Exercise objective
Identify every line containing the word "Johnson" and reproduce each one.

Dataset entries

= = =

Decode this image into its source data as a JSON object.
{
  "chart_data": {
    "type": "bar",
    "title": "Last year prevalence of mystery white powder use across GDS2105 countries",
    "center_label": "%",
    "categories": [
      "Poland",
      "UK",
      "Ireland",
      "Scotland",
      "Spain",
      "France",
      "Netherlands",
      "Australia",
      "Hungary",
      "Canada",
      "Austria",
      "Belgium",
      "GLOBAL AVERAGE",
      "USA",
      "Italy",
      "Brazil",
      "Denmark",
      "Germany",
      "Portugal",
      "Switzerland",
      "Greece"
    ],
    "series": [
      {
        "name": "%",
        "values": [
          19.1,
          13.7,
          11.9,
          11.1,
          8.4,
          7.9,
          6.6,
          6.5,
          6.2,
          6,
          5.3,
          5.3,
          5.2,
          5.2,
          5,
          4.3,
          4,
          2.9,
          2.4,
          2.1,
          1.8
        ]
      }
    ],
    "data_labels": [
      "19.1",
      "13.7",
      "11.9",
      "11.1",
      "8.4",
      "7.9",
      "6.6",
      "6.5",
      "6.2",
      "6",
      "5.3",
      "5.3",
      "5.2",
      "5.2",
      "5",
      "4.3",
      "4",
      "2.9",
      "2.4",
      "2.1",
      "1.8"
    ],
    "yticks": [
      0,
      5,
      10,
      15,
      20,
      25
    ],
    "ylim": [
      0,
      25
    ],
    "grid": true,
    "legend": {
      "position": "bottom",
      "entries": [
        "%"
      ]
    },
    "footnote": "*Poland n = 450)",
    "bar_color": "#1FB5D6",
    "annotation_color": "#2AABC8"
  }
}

= = =

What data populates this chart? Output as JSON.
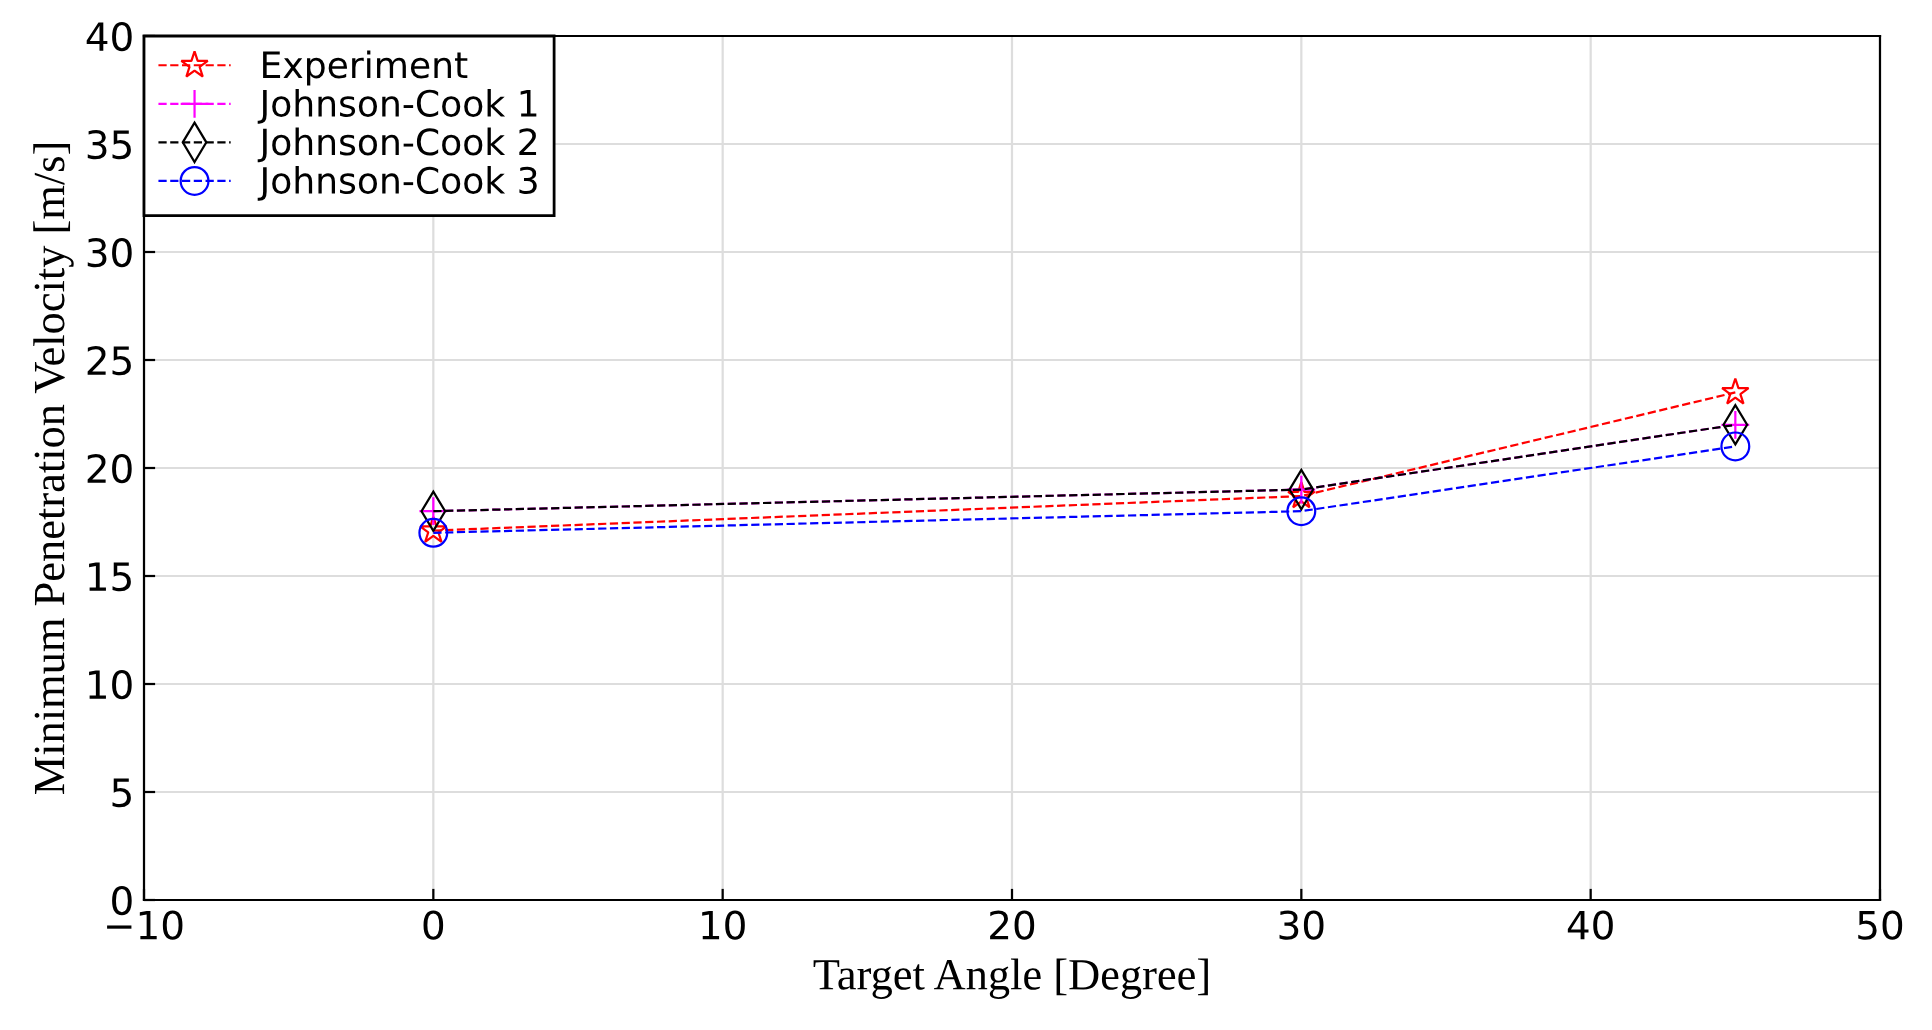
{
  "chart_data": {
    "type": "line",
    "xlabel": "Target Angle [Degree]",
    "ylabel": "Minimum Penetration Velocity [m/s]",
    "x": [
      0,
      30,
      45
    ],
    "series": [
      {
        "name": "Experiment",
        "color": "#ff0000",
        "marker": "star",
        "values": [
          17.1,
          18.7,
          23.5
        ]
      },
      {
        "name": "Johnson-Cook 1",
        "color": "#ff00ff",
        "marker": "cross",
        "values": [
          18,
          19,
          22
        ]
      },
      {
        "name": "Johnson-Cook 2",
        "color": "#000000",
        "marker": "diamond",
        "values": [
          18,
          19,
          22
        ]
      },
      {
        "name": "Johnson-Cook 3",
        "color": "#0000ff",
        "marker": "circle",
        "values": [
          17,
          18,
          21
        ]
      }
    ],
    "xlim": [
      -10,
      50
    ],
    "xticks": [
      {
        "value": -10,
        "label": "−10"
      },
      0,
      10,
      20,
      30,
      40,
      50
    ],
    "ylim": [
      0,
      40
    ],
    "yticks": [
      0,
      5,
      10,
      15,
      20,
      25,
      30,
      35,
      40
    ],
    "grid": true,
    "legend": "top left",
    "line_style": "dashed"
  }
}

= = =

Response
        "name": "Johnson-Cook 1",
        "name": "Johnson-Cook 2",
        "name": "Johnson-Cook 3",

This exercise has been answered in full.